• **Set problem**: Print all of the data exactly.

• **Material for the task**:
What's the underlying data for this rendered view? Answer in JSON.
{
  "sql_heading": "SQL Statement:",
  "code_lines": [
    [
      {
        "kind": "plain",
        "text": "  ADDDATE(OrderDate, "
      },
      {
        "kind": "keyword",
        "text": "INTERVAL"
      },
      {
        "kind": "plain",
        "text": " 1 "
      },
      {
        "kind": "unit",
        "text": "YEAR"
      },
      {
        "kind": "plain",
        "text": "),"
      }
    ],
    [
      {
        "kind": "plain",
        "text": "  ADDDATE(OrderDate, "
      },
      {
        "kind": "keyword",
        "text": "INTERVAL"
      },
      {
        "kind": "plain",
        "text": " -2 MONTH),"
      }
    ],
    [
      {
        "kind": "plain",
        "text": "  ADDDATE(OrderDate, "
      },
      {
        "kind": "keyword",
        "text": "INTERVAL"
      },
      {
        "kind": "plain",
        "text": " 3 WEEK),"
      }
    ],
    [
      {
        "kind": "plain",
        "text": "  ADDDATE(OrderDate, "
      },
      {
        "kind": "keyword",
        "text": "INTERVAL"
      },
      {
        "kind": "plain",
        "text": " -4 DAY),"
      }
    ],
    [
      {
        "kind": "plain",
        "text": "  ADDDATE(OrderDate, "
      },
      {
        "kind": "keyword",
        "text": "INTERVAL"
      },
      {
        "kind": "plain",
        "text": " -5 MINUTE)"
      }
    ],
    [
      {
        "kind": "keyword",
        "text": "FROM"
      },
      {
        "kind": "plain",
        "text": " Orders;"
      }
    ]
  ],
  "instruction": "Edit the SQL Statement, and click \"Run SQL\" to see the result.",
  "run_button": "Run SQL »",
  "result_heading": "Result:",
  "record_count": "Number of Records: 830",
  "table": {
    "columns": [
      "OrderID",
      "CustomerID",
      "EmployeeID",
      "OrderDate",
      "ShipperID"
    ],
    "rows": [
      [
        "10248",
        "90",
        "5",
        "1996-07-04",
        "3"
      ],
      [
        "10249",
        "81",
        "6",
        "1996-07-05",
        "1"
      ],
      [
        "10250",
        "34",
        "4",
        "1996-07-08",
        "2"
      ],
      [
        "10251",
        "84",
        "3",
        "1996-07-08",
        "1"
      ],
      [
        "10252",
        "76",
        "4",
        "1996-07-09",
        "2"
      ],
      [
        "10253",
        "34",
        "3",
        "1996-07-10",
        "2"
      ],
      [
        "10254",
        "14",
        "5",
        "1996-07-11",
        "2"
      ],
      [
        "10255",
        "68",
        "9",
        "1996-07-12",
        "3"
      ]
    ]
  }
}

• **Output of the task**:
What's the underlying data for this rendered view? Answer in JSON.
{
  "sql_heading": "SQL Statement:",
  "code_lines": [
    [
      {
        "kind": "plain",
        "text": "  ADDDATE(OrderDate, "
      },
      {
        "kind": "keyword",
        "text": "INTERVAL"
      },
      {
        "kind": "plain",
        "text": " 1 "
      },
      {
        "kind": "unit",
        "text": "YEAR"
      },
      {
        "kind": "plain",
        "text": "),"
      }
    ],
    [
      {
        "kind": "plain",
        "text": "  ADDDATE(OrderDate, "
      },
      {
        "kind": "keyword",
        "text": "INTERVAL"
      },
      {
        "kind": "plain",
        "text": " -2 MONTH),"
      }
    ],
    [
      {
        "kind": "plain",
        "text": "  ADDDATE(OrderDate, "
      },
      {
        "kind": "keyword",
        "text": "INTERVAL"
      },
      {
        "kind": "plain",
        "text": " 3 WEEK),"
      }
    ],
    [
      {
        "kind": "plain",
        "text": "  ADDDATE(OrderDate, "
      },
      {
        "kind": "keyword",
        "text": "INTERVAL"
      },
      {
        "kind": "plain",
        "text": " -4 DAY),"
      }
    ],
    [
      {
        "kind": "plain",
        "text": "  ADDDATE(OrderDate, "
      },
      {
        "kind": "keyword",
        "text": "INTERVAL"
      },
      {
        "kind": "plain",
        "text": " -5 MINUTE)"
      }
    ],
    [
      {
        "kind": "keyword",
        "text": "FROM"
      },
      {
        "kind": "plain",
        "text": " Orders;"
      }
    ]
  ],
  "instruction": "Edit the SQL Statement, and click \"Run SQL\" to see the result.",
  "run_button": "Run SQL »",
  "result_heading": "Result:",
  "record_count": "Number of Records: 830",
  "table": {
    "columns": [
      "OrderID",
      "CustomerID",
      "EmployeeID",
      "OrderDate",
      "ShipperID"
    ],
    "rows": [
      [
        "10248",
        "90",
        "5",
        "1996-07-04",
        "3"
      ],
      [
        "10249",
        "81",
        "6",
        "1996-07-05",
        "1"
      ],
      [
        "10250",
        "34",
        "4",
        "1996-07-08",
        "2"
      ],
      [
        "10251",
        "84",
        "3",
        "1996-07-08",
        "1"
      ],
      [
        "10252",
        "76",
        "4",
        "1996-07-09",
        "2"
      ],
      [
        "10253",
        "34",
        "3",
        "1996-07-10",
        "2"
      ],
      [
        "10254",
        "14",
        "5",
        "1996-07-11",
        "2"
      ],
      [
        "10255",
        "68",
        "9",
        "1996-07-12",
        "3"
      ]
    ]
  }
}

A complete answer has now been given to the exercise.